[DESCRIPTION OF THE TASK]
Can you write out all the lines word for word, with no pictures?

Saved entries:
-*-
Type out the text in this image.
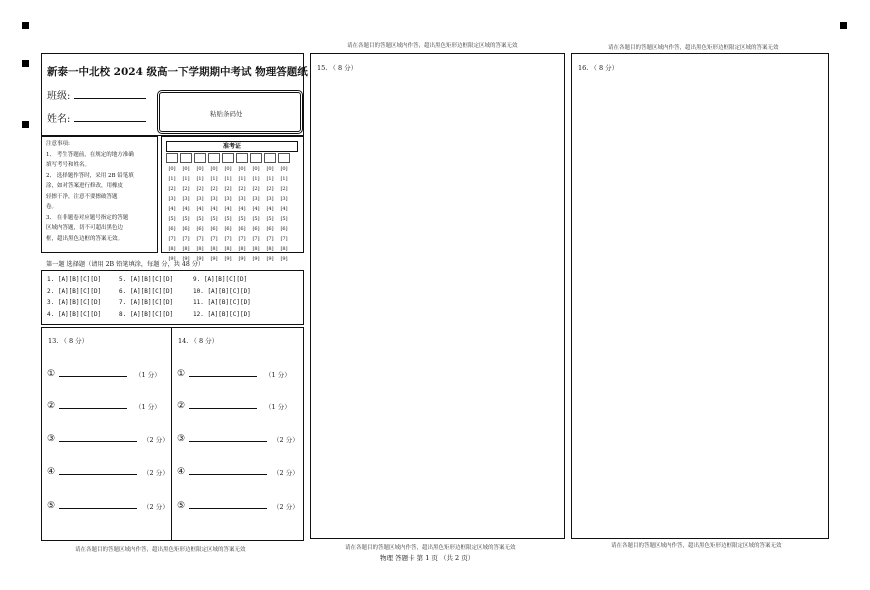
新泰一中北校 2024 级高一下学期期中考试 物理答题纸
班级:
姓名:	粘贴条码处
注意事项:
1、 考生答题前，在规定的地方准确
填写考号和姓名。
2、 选择题作答时，采用 2B 铅笔填
涂，如对答案进行修改，用橡皮
轻擦干净，注意不要擦破答题
卷。
3、 在非题卷对应题号指定的答题
区域内答题，切不可超出黑色边
框，超出黑色边框的答案无效。
准考证
[0]	[0]	[0]	[0]	[0]	[0]	[0]	[0]	[0]
[1]	[1]	[1]	[1]	[1]	[1]	[1]	[1]	[1]
[2]	[2]	[2]	[2]	[2]	[2]	[2]	[2]	[2]
[3]	[3]	[3]	[3]	[3]	[3]	[3]	[3]	[3]
[4]	[4]	[4]	[4]	[4]	[4]	[4]	[4]	[4]
[5]	[5]	[5]	[5]	[5]	[5]	[5]	[5]	[5]
[6]	[6]	[6]	[6]	[6]	[6]	[6]	[6]	[6]
[7]	[7]	[7]	[7]	[7]	[7]	[7]	[7]	[7]
[8]	[8]	[8]	[8]	[8]	[8]	[8]	[8]	[8]
[9]	[9]	[9]	[9]	[9]	[9]	[9]	[9]	[9]
第一题 选择题（请用 2B 铅笔填涂，每题 分，共 48 分）
1. [A][B][C][D]	5. [A][B][C][D]	9. [A][B][C][D]
2. [A][B][C][D]	6. [A][B][C][D]	10. [A][B][C][D]
3. [A][B][C][D]	7. [A][B][C][D]	11. [A][B][C][D]
4. [A][B][C][D]	8. [A][B][C][D]	12. [A][B][C][D]
13. （ 8 分）
①	（1 分）
②	（1 分）
③	（2 分）
④	（2 分）
⑤	（2 分）
14. （ 8 分）
①	（1 分）
②	（1 分）
③	（2 分）
④	（2 分）
⑤	（2 分）
请在各题目的答题区域内作答，超出黑色矩形边框限定区域的答案无效
请在各题目的答题区域内作答，超出黑色矩形边框限定区域的答案无效
15. （ 8 分）
请在各题目的答题区域内作答，超出黑色矩形边框限定区域的答案无效
物理 答题卡 第 1 页 （共 2 页）
请在各题目的答题区域内作答，超出黑色矩形边框限定区域的答案无效
16. （ 8 分）
请在各题目的答题区域内作答，超出黑色矩形边框限定区域的答案无效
-*-
[EXERCISE OUTPUT]
Type out the text in this image.
新泰一中北校 2024 级高一下学期期中考试 物理答题纸
班级:
姓名:	粘贴条码处
注意事项:
1、 考生答题前，在规定的地方准确
填写考号和姓名。
2、 选择题作答时，采用 2B 铅笔填
涂，如对答案进行修改，用橡皮
轻擦干净，注意不要擦破答题
卷。
3、 在非题卷对应题号指定的答题
区域内答题，切不可超出黑色边
框，超出黑色边框的答案无效。
准考证
[0]	[0]	[0]	[0]	[0]	[0]	[0]	[0]	[0]
[1]	[1]	[1]	[1]	[1]	[1]	[1]	[1]	[1]
[2]	[2]	[2]	[2]	[2]	[2]	[2]	[2]	[2]
[3]	[3]	[3]	[3]	[3]	[3]	[3]	[3]	[3]
[4]	[4]	[4]	[4]	[4]	[4]	[4]	[4]	[4]
[5]	[5]	[5]	[5]	[5]	[5]	[5]	[5]	[5]
[6]	[6]	[6]	[6]	[6]	[6]	[6]	[6]	[6]
[7]	[7]	[7]	[7]	[7]	[7]	[7]	[7]	[7]
[8]	[8]	[8]	[8]	[8]	[8]	[8]	[8]	[8]
[9]	[9]	[9]	[9]	[9]	[9]	[9]	[9]	[9]
第一题 选择题（请用 2B 铅笔填涂，每题 分，共 48 分）
1. [A][B][C][D]	5. [A][B][C][D]	9. [A][B][C][D]
2. [A][B][C][D]	6. [A][B][C][D]	10. [A][B][C][D]
3. [A][B][C][D]	7. [A][B][C][D]	11. [A][B][C][D]
4. [A][B][C][D]	8. [A][B][C][D]	12. [A][B][C][D]
13. （ 8 分）
①	（1 分）
②	（1 分）
③	（2 分）
④	（2 分）
⑤	（2 分）
14. （ 8 分）
①	（1 分）
②	（1 分）
③	（2 分）
④	（2 分）
⑤	（2 分）
请在各题目的答题区域内作答，超出黑色矩形边框限定区域的答案无效
请在各题目的答题区域内作答，超出黑色矩形边框限定区域的答案无效
15. （ 8 分）
请在各题目的答题区域内作答，超出黑色矩形边框限定区域的答案无效
物理 答题卡 第 1 页 （共 2 页）
请在各题目的答题区域内作答，超出黑色矩形边框限定区域的答案无效
16. （ 8 分）
请在各题目的答题区域内作答，超出黑色矩形边框限定区域的答案无效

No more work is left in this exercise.